-- Records for this exercise start --

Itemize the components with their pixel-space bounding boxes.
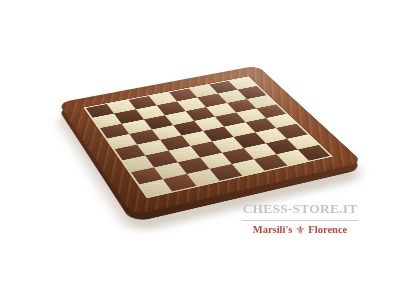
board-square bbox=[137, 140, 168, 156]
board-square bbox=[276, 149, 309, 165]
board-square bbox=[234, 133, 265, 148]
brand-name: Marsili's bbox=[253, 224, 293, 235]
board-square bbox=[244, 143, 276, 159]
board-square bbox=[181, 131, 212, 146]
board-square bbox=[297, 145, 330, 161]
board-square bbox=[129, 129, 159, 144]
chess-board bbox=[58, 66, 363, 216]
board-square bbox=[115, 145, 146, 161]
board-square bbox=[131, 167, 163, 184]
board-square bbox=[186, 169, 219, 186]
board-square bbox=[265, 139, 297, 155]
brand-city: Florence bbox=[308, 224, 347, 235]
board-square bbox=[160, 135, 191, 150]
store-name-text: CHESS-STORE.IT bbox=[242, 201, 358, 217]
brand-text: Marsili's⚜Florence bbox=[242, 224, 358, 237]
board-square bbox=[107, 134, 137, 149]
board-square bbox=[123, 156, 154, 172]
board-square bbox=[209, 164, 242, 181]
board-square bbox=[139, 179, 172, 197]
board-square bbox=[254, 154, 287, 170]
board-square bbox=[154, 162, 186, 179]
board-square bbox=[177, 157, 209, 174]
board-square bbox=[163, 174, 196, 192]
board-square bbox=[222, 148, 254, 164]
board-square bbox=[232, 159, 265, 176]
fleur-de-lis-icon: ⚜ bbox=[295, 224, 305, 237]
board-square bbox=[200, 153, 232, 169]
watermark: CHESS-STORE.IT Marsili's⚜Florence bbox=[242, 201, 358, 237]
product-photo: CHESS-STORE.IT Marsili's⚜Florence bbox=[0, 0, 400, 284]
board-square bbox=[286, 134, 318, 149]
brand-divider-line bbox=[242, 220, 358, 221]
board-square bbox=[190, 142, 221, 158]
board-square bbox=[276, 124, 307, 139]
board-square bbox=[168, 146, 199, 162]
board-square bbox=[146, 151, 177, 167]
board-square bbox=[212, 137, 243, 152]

-- Records for this exercise end --

◆ **Task to carry out**: Please copy out the material above, starting with the line containing "board-square bbox=[137, 140, 168, 156]" and continuing through the line containing "board-square bbox=[254, 154, 287, 170]", with both of those lines included.

◆ **Output for this task**:
board-square bbox=[137, 140, 168, 156]
board-square bbox=[276, 149, 309, 165]
board-square bbox=[234, 133, 265, 148]
brand-name: Marsili's bbox=[253, 224, 293, 235]
board-square bbox=[244, 143, 276, 159]
board-square bbox=[181, 131, 212, 146]
board-square bbox=[297, 145, 330, 161]
board-square bbox=[129, 129, 159, 144]
chess-board bbox=[58, 66, 363, 216]
board-square bbox=[115, 145, 146, 161]
board-square bbox=[131, 167, 163, 184]
board-square bbox=[186, 169, 219, 186]
board-square bbox=[265, 139, 297, 155]
brand-city: Florence bbox=[308, 224, 347, 235]
board-square bbox=[160, 135, 191, 150]
store-name-text: CHESS-STORE.IT bbox=[242, 201, 358, 217]
brand-text: Marsili's⚜Florence bbox=[242, 224, 358, 237]
board-square bbox=[107, 134, 137, 149]
board-square bbox=[123, 156, 154, 172]
board-square bbox=[209, 164, 242, 181]
board-square bbox=[139, 179, 172, 197]
board-square bbox=[254, 154, 287, 170]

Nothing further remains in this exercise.